== Data for this exercise
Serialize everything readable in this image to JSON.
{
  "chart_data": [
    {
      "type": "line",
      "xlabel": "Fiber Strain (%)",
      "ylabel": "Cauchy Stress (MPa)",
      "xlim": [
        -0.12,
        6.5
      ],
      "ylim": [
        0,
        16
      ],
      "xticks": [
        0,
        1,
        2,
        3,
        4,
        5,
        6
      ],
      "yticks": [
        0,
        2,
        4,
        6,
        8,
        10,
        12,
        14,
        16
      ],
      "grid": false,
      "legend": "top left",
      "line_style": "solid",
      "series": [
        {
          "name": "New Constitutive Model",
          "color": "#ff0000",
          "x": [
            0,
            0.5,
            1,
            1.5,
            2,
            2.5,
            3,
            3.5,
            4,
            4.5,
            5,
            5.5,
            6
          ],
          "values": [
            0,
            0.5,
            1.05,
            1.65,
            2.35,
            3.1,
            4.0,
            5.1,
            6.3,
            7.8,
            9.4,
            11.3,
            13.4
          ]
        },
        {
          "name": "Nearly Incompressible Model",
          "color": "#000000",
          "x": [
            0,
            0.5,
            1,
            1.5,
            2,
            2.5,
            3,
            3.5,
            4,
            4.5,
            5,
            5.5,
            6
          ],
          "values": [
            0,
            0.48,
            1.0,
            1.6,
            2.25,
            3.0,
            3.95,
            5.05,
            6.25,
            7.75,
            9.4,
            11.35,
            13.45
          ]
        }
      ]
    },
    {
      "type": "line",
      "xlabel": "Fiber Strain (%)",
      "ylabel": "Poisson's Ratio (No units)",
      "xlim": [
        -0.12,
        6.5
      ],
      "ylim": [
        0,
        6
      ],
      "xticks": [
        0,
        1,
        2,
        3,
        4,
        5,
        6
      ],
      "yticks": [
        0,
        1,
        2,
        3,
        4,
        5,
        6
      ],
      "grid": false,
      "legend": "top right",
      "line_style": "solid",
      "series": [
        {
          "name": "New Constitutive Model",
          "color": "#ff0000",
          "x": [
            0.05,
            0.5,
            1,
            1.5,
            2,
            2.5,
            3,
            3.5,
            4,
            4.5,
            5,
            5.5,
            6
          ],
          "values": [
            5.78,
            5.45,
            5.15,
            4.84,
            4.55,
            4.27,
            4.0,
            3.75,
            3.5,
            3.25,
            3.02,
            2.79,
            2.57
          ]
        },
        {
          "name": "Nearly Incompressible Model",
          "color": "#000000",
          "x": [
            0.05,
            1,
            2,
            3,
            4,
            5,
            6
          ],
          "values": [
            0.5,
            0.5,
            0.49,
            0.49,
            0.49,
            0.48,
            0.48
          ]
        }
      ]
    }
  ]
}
====
▶ [What is expected]:
Extract each entry in full and write it down exactly.

▶ [Complete answer]:
Serialize everything readable in this image to JSON.
{
  "chart_data": [
    {
      "type": "line",
      "xlabel": "Fiber Strain (%)",
      "ylabel": "Cauchy Stress (MPa)",
      "xlim": [
        -0.12,
        6.5
      ],
      "ylim": [
        0,
        16
      ],
      "xticks": [
        0,
        1,
        2,
        3,
        4,
        5,
        6
      ],
      "yticks": [
        0,
        2,
        4,
        6,
        8,
        10,
        12,
        14,
        16
      ],
      "grid": false,
      "legend": "top left",
      "line_style": "solid",
      "series": [
        {
          "name": "New Constitutive Model",
          "color": "#ff0000",
          "x": [
            0,
            0.5,
            1,
            1.5,
            2,
            2.5,
            3,
            3.5,
            4,
            4.5,
            5,
            5.5,
            6
          ],
          "values": [
            0,
            0.5,
            1.05,
            1.65,
            2.35,
            3.1,
            4.0,
            5.1,
            6.3,
            7.8,
            9.4,
            11.3,
            13.4
          ]
        },
        {
          "name": "Nearly Incompressible Model",
          "color": "#000000",
          "x": [
            0,
            0.5,
            1,
            1.5,
            2,
            2.5,
            3,
            3.5,
            4,
            4.5,
            5,
            5.5,
            6
          ],
          "values": [
            0,
            0.48,
            1.0,
            1.6,
            2.25,
            3.0,
            3.95,
            5.05,
            6.25,
            7.75,
            9.4,
            11.35,
            13.45
          ]
        }
      ]
    },
    {
      "type": "line",
      "xlabel": "Fiber Strain (%)",
      "ylabel": "Poisson's Ratio (No units)",
      "xlim": [
        -0.12,
        6.5
      ],
      "ylim": [
        0,
        6
      ],
      "xticks": [
        0,
        1,
        2,
        3,
        4,
        5,
        6
      ],
      "yticks": [
        0,
        1,
        2,
        3,
        4,
        5,
        6
      ],
      "grid": false,
      "legend": "top right",
      "line_style": "solid",
      "series": [
        {
          "name": "New Constitutive Model",
          "color": "#ff0000",
          "x": [
            0.05,
            0.5,
            1,
            1.5,
            2,
            2.5,
            3,
            3.5,
            4,
            4.5,
            5,
            5.5,
            6
          ],
          "values": [
            5.78,
            5.45,
            5.15,
            4.84,
            4.55,
            4.27,
            4.0,
            3.75,
            3.5,
            3.25,
            3.02,
            2.79,
            2.57
          ]
        },
        {
          "name": "Nearly Incompressible Model",
          "color": "#000000",
          "x": [
            0.05,
            1,
            2,
            3,
            4,
            5,
            6
          ],
          "values": [
            0.5,
            0.5,
            0.49,
            0.49,
            0.49,
            0.48,
            0.48
          ]
        }
      ]
    }
  ]
}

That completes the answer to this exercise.